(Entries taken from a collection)
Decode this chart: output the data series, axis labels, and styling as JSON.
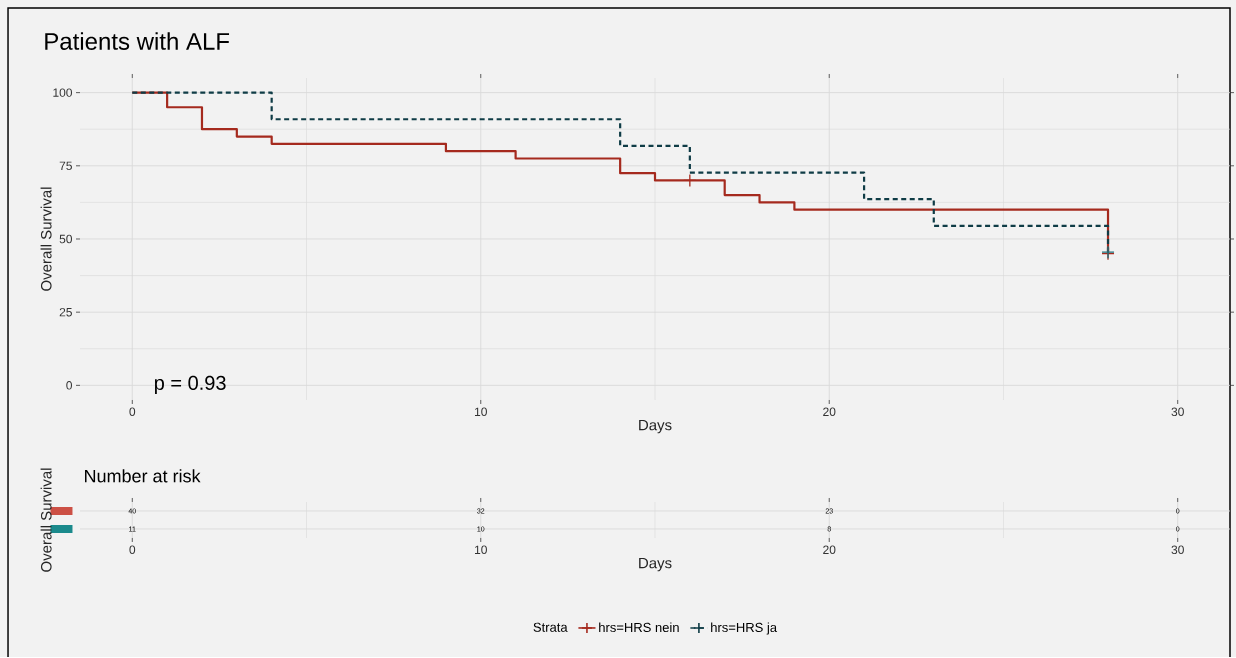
{
  "chart_data": [
    {
      "type": "step",
      "title": "Patients with ALF",
      "xlabel": "Days",
      "ylabel": "Overall Survival",
      "legend_title": "Strata",
      "legend": "bottom",
      "grid": true,
      "xlim": [
        -1.5,
        31.5
      ],
      "ylim": [
        -5,
        105
      ],
      "xticks": [
        0,
        10,
        20,
        30
      ],
      "yticks": [
        0,
        25,
        50,
        75,
        100
      ],
      "annotations": [
        "p = 0.93"
      ],
      "series": [
        {
          "name": "hrs=HRS nein",
          "color": "#a52a1e",
          "line_style": "solid",
          "x": [
            0,
            1,
            2,
            3,
            4,
            9,
            11,
            14,
            15,
            17,
            18,
            19,
            28
          ],
          "values": [
            100,
            95,
            87.5,
            85,
            82.5,
            80,
            77.5,
            72.5,
            70,
            65,
            62.5,
            60,
            45
          ]
        },
        {
          "name": "hrs=HRS ja",
          "color": "#0f3c46",
          "line_style": "dashed",
          "x": [
            0,
            4,
            14,
            16,
            21,
            23,
            28
          ],
          "values": [
            100,
            90.9,
            81.8,
            72.7,
            63.6,
            54.5,
            45.5
          ]
        },
        {
          "type": "scatter",
          "color": "#a52a1e",
          "marker": "cross",
          "x": [
            16,
            28
          ],
          "values": [
            70,
            45
          ]
        },
        {
          "type": "scatter",
          "color": "#1e6f7a",
          "marker": "cross",
          "x": [
            28
          ],
          "values": [
            45.5
          ]
        }
      ]
    },
    {
      "type": "other",
      "title": "Number at risk",
      "xlabel": "Days",
      "ylabel": "Overall Survival",
      "data_labels": true,
      "categories": [
        "0",
        "10",
        "20",
        "30"
      ],
      "series": [
        {
          "color": "#cc5045",
          "values": [
            40,
            32,
            23,
            0
          ]
        },
        {
          "color": "#1b8a8c",
          "values": [
            11,
            10,
            8,
            0
          ]
        }
      ]
    }
  ]
}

*PROBLEM REQUIREMENTS*: Give back every record exactly, dropping its pictures.

*ANSWER BOX*:
Decode this chart: output the data series, axis labels, and styling as JSON.
{
  "chart_data": [
    {
      "type": "step",
      "title": "Patients with ALF",
      "xlabel": "Days",
      "ylabel": "Overall Survival",
      "legend_title": "Strata",
      "legend": "bottom",
      "grid": true,
      "xlim": [
        -1.5,
        31.5
      ],
      "ylim": [
        -5,
        105
      ],
      "xticks": [
        0,
        10,
        20,
        30
      ],
      "yticks": [
        0,
        25,
        50,
        75,
        100
      ],
      "annotations": [
        "p = 0.93"
      ],
      "series": [
        {
          "name": "hrs=HRS nein",
          "color": "#a52a1e",
          "line_style": "solid",
          "x": [
            0,
            1,
            2,
            3,
            4,
            9,
            11,
            14,
            15,
            17,
            18,
            19,
            28
          ],
          "values": [
            100,
            95,
            87.5,
            85,
            82.5,
            80,
            77.5,
            72.5,
            70,
            65,
            62.5,
            60,
            45
          ]
        },
        {
          "name": "hrs=HRS ja",
          "color": "#0f3c46",
          "line_style": "dashed",
          "x": [
            0,
            4,
            14,
            16,
            21,
            23,
            28
          ],
          "values": [
            100,
            90.9,
            81.8,
            72.7,
            63.6,
            54.5,
            45.5
          ]
        },
        {
          "type": "scatter",
          "color": "#a52a1e",
          "marker": "cross",
          "x": [
            16,
            28
          ],
          "values": [
            70,
            45
          ]
        },
        {
          "type": "scatter",
          "color": "#1e6f7a",
          "marker": "cross",
          "x": [
            28
          ],
          "values": [
            45.5
          ]
        }
      ]
    },
    {
      "type": "other",
      "title": "Number at risk",
      "xlabel": "Days",
      "ylabel": "Overall Survival",
      "data_labels": true,
      "categories": [
        "0",
        "10",
        "20",
        "30"
      ],
      "series": [
        {
          "color": "#cc5045",
          "values": [
            40,
            32,
            23,
            0
          ]
        },
        {
          "color": "#1b8a8c",
          "values": [
            11,
            10,
            8,
            0
          ]
        }
      ]
    }
  ]
}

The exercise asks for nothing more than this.